Objective:
Locate all lines with the word "رواية". Copy them.

──────── Records for processing ────────

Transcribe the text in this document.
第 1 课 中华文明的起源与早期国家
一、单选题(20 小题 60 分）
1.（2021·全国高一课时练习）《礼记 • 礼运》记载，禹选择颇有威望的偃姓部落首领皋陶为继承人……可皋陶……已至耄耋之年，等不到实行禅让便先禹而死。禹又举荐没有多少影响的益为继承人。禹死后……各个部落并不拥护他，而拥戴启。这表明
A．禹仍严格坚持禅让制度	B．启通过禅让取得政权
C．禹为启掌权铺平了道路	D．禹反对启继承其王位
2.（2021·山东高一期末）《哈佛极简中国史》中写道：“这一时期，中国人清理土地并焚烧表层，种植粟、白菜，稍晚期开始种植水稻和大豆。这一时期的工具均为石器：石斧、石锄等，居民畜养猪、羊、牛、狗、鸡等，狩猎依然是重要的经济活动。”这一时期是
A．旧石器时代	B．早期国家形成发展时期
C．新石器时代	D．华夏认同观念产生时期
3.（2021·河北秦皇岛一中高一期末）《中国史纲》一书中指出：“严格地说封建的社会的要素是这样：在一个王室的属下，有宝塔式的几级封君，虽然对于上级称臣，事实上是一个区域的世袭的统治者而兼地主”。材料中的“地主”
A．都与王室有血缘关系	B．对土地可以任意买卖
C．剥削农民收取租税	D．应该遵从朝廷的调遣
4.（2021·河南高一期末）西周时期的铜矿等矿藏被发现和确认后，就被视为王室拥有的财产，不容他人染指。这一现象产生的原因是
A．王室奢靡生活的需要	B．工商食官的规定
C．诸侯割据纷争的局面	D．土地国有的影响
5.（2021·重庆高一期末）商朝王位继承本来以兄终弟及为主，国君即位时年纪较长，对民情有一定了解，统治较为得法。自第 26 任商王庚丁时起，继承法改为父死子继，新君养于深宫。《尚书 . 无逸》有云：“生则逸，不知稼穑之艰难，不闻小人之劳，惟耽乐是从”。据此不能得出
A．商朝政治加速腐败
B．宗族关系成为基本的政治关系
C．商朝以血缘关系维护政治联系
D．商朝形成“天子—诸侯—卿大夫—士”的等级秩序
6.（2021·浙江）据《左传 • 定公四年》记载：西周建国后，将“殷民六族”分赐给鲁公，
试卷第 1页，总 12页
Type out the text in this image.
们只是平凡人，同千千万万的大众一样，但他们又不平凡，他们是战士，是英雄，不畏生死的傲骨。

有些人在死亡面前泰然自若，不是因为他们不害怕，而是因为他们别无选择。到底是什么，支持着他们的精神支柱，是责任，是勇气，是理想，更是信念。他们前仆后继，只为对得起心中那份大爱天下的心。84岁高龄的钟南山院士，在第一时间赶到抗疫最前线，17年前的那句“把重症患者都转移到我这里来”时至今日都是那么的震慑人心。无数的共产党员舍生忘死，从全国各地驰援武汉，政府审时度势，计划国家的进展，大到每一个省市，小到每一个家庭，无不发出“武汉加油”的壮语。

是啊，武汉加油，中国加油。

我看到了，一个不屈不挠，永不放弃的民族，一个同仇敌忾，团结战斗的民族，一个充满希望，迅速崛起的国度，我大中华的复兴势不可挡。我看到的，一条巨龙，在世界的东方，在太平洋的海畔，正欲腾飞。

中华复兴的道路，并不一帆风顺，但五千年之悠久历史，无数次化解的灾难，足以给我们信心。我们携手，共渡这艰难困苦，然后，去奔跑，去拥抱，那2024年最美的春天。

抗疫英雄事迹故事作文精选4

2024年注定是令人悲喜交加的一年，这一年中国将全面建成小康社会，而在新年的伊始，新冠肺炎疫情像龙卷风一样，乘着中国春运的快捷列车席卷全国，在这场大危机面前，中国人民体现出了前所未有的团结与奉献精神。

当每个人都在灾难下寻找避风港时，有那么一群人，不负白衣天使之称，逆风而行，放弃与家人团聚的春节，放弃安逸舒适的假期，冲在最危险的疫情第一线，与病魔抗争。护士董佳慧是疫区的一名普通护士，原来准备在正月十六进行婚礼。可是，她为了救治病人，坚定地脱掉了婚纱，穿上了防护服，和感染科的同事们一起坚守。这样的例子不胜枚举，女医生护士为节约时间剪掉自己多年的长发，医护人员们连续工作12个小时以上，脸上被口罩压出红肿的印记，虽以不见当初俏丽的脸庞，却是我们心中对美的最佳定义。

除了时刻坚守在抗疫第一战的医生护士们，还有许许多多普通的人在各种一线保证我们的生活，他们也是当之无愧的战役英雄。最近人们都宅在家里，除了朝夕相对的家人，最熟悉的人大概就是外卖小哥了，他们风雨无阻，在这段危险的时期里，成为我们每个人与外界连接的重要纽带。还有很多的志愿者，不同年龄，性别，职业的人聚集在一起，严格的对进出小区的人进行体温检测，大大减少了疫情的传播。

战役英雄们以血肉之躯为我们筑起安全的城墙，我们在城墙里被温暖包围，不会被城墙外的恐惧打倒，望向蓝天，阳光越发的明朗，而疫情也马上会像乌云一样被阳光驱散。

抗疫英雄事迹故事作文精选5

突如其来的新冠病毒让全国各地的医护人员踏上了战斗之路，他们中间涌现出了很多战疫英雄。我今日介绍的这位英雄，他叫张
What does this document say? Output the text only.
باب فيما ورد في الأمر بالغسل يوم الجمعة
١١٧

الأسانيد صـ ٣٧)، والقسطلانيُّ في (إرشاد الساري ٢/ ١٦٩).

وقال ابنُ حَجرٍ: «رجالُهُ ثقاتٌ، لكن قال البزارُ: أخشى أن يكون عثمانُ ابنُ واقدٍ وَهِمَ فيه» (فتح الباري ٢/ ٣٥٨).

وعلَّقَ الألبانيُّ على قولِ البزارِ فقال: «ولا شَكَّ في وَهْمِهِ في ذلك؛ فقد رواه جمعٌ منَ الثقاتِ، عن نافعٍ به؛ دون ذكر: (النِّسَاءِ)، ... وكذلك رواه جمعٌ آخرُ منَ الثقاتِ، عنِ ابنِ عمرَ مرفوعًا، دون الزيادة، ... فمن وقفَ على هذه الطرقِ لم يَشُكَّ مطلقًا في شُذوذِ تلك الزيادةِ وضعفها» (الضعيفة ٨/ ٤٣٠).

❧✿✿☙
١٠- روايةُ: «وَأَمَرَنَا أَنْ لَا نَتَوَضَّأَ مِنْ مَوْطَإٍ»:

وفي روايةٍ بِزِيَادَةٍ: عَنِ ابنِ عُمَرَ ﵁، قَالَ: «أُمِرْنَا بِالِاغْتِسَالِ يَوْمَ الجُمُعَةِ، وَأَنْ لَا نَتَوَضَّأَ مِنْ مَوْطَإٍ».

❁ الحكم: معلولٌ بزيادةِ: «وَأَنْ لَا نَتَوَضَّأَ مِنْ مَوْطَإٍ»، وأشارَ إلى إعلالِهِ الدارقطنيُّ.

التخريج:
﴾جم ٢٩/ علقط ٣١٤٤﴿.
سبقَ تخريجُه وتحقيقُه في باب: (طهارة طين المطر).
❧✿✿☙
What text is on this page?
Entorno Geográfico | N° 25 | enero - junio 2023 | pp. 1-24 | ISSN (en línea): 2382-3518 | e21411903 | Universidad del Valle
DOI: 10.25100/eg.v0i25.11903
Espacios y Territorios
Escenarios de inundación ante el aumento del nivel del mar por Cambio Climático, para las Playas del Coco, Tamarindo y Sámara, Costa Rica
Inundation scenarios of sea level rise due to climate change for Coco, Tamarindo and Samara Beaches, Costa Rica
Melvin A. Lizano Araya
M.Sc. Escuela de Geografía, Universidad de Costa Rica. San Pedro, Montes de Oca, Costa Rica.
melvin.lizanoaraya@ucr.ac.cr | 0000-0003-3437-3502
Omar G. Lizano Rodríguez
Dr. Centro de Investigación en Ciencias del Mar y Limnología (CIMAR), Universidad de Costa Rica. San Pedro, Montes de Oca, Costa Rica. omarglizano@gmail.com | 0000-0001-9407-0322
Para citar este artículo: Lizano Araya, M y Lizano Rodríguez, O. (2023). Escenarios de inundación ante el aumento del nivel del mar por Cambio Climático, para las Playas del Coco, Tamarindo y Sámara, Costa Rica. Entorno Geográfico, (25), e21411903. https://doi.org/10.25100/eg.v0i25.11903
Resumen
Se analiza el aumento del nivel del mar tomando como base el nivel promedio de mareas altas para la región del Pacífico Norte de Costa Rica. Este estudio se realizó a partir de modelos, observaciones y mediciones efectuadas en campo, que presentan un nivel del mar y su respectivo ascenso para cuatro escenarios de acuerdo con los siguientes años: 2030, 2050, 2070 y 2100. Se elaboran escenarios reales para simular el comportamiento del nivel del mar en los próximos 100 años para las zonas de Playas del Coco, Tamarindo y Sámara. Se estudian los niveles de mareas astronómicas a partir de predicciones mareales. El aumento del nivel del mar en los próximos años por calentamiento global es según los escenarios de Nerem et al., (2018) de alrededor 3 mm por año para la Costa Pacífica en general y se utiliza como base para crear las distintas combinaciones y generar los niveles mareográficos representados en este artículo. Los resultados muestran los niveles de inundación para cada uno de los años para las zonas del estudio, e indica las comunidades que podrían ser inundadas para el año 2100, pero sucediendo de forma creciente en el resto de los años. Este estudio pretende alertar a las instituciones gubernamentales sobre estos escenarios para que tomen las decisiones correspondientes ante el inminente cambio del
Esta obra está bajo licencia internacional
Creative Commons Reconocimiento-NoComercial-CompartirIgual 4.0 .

────────

Response:
١٠- روايةُ: «وَأَمَرَنَا أَنْ لَا نَتَوَضَّأَ مِنْ مَوْطَإٍ»:
وفي روايةٍ بِزِيَادَةٍ: عَنِ ابنِ عُمَرَ ﵁، قَالَ: «أُمِرْنَا بِالِاغْتِسَالِ يَوْمَ الجُمُعَةِ، وَأَنْ لَا نَتَوَضَّأَ مِنْ مَوْطَإٍ».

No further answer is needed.